— begin Data provided —

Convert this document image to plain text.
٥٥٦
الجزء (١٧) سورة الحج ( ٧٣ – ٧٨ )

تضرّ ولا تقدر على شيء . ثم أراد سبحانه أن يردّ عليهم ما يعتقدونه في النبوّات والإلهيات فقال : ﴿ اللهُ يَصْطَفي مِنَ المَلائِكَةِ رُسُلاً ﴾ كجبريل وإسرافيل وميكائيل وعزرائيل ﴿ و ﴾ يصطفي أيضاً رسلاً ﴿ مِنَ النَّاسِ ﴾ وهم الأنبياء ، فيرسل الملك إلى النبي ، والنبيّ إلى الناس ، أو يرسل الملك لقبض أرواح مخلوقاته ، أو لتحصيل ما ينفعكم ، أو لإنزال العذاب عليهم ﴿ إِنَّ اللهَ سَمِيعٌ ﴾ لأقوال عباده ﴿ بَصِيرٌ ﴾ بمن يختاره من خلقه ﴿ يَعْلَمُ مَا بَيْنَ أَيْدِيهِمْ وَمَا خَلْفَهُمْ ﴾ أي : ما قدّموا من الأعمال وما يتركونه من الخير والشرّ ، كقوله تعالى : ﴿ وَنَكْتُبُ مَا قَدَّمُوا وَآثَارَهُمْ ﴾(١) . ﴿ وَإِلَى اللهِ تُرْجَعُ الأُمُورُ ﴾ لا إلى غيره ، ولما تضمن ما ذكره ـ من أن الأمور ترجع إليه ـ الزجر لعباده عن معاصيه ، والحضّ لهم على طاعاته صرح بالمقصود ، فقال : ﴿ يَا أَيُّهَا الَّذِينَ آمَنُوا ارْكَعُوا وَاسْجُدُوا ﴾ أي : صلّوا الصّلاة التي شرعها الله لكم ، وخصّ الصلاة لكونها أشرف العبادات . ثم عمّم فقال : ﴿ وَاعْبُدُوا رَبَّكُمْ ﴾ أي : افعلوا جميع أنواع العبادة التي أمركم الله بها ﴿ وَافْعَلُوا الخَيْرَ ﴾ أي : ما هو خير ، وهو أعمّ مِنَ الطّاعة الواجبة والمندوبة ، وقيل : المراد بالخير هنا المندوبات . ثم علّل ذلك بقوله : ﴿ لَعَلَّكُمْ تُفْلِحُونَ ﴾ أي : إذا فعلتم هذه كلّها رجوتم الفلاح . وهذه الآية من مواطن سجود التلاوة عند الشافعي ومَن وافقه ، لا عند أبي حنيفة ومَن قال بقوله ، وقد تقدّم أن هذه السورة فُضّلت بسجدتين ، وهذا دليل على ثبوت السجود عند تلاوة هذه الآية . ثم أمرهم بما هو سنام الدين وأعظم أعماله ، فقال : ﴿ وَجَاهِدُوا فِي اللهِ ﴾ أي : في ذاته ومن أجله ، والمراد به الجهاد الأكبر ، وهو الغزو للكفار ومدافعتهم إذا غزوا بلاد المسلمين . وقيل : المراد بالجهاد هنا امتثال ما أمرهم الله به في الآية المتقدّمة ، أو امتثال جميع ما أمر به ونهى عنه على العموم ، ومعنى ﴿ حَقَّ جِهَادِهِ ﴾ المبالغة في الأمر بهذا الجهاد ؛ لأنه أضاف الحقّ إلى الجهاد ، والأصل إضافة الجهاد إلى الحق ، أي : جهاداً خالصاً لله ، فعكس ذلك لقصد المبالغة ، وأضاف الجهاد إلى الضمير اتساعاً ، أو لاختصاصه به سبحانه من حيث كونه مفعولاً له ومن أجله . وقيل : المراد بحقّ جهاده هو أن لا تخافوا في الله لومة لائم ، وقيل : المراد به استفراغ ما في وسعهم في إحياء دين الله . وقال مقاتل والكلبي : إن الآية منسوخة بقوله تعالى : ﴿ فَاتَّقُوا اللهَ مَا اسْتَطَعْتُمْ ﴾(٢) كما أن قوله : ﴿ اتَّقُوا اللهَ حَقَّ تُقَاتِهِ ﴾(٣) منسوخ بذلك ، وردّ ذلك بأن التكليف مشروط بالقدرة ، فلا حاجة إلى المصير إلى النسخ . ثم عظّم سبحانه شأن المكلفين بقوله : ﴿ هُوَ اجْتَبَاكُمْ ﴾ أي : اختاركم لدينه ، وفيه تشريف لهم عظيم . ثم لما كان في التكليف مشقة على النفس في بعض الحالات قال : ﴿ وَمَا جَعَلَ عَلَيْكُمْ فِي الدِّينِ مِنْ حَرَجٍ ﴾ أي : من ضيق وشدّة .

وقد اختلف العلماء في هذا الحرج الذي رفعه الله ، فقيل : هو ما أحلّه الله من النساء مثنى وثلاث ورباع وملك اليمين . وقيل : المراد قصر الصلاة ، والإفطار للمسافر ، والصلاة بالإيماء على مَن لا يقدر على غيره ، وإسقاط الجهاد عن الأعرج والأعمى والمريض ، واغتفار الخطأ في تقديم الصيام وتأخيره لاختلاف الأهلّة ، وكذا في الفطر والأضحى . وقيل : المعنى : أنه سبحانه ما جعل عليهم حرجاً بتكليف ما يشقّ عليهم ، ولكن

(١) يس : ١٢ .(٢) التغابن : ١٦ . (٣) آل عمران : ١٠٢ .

— end Data provided —

- Stated problem -
Quote the data above in full, changing nothing.

- Result of this task -
Convert this document image to plain text.
٥٥٦
الجزء (١٧) سورة الحج ( ٧٣ – ٧٨ )

تضرّ ولا تقدر على شيء . ثم أراد سبحانه أن يردّ عليهم ما يعتقدونه في النبوّات والإلهيات فقال : ﴿ اللهُ يَصْطَفي مِنَ المَلائِكَةِ رُسُلاً ﴾ كجبريل وإسرافيل وميكائيل وعزرائيل ﴿ و ﴾ يصطفي أيضاً رسلاً ﴿ مِنَ النَّاسِ ﴾ وهم الأنبياء ، فيرسل الملك إلى النبي ، والنبيّ إلى الناس ، أو يرسل الملك لقبض أرواح مخلوقاته ، أو لتحصيل ما ينفعكم ، أو لإنزال العذاب عليهم ﴿ إِنَّ اللهَ سَمِيعٌ ﴾ لأقوال عباده ﴿ بَصِيرٌ ﴾ بمن يختاره من خلقه ﴿ يَعْلَمُ مَا بَيْنَ أَيْدِيهِمْ وَمَا خَلْفَهُمْ ﴾ أي : ما قدّموا من الأعمال وما يتركونه من الخير والشرّ ، كقوله تعالى : ﴿ وَنَكْتُبُ مَا قَدَّمُوا وَآثَارَهُمْ ﴾(١) . ﴿ وَإِلَى اللهِ تُرْجَعُ الأُمُورُ ﴾ لا إلى غيره ، ولما تضمن ما ذكره ـ من أن الأمور ترجع إليه ـ الزجر لعباده عن معاصيه ، والحضّ لهم على طاعاته صرح بالمقصود ، فقال : ﴿ يَا أَيُّهَا الَّذِينَ آمَنُوا ارْكَعُوا وَاسْجُدُوا ﴾ أي : صلّوا الصّلاة التي شرعها الله لكم ، وخصّ الصلاة لكونها أشرف العبادات . ثم عمّم فقال : ﴿ وَاعْبُدُوا رَبَّكُمْ ﴾ أي : افعلوا جميع أنواع العبادة التي أمركم الله بها ﴿ وَافْعَلُوا الخَيْرَ ﴾ أي : ما هو خير ، وهو أعمّ مِنَ الطّاعة الواجبة والمندوبة ، وقيل : المراد بالخير هنا المندوبات . ثم علّل ذلك بقوله : ﴿ لَعَلَّكُمْ تُفْلِحُونَ ﴾ أي : إذا فعلتم هذه كلّها رجوتم الفلاح . وهذه الآية من مواطن سجود التلاوة عند الشافعي ومَن وافقه ، لا عند أبي حنيفة ومَن قال بقوله ، وقد تقدّم أن هذه السورة فُضّلت بسجدتين ، وهذا دليل على ثبوت السجود عند تلاوة هذه الآية . ثم أمرهم بما هو سنام الدين وأعظم أعماله ، فقال : ﴿ وَجَاهِدُوا فِي اللهِ ﴾ أي : في ذاته ومن أجله ، والمراد به الجهاد الأكبر ، وهو الغزو للكفار ومدافعتهم إذا غزوا بلاد المسلمين . وقيل : المراد بالجهاد هنا امتثال ما أمرهم الله به في الآية المتقدّمة ، أو امتثال جميع ما أمر به ونهى عنه على العموم ، ومعنى ﴿ حَقَّ جِهَادِهِ ﴾ المبالغة في الأمر بهذا الجهاد ؛ لأنه أضاف الحقّ إلى الجهاد ، والأصل إضافة الجهاد إلى الحق ، أي : جهاداً خالصاً لله ، فعكس ذلك لقصد المبالغة ، وأضاف الجهاد إلى الضمير اتساعاً ، أو لاختصاصه به سبحانه من حيث كونه مفعولاً له ومن أجله . وقيل : المراد بحقّ جهاده هو أن لا تخافوا في الله لومة لائم ، وقيل : المراد به استفراغ ما في وسعهم في إحياء دين الله . وقال مقاتل والكلبي : إن الآية منسوخة بقوله تعالى : ﴿ فَاتَّقُوا اللهَ مَا اسْتَطَعْتُمْ ﴾(٢) كما أن قوله : ﴿ اتَّقُوا اللهَ حَقَّ تُقَاتِهِ ﴾(٣) منسوخ بذلك ، وردّ ذلك بأن التكليف مشروط بالقدرة ، فلا حاجة إلى المصير إلى النسخ . ثم عظّم سبحانه شأن المكلفين بقوله : ﴿ هُوَ اجْتَبَاكُمْ ﴾ أي : اختاركم لدينه ، وفيه تشريف لهم عظيم . ثم لما كان في التكليف مشقة على النفس في بعض الحالات قال : ﴿ وَمَا جَعَلَ عَلَيْكُمْ فِي الدِّينِ مِنْ حَرَجٍ ﴾ أي : من ضيق وشدّة .

وقد اختلف العلماء في هذا الحرج الذي رفعه الله ، فقيل : هو ما أحلّه الله من النساء مثنى وثلاث ورباع وملك اليمين . وقيل : المراد قصر الصلاة ، والإفطار للمسافر ، والصلاة بالإيماء على مَن لا يقدر على غيره ، وإسقاط الجهاد عن الأعرج والأعمى والمريض ، واغتفار الخطأ في تقديم الصيام وتأخيره لاختلاف الأهلّة ، وكذا في الفطر والأضحى . وقيل : المعنى : أنه سبحانه ما جعل عليهم حرجاً بتكليف ما يشقّ عليهم ، ولكن

(١) يس : ١٢ .(٢) التغابن : ١٦ . (٣) آل عمران : ١٠٢ .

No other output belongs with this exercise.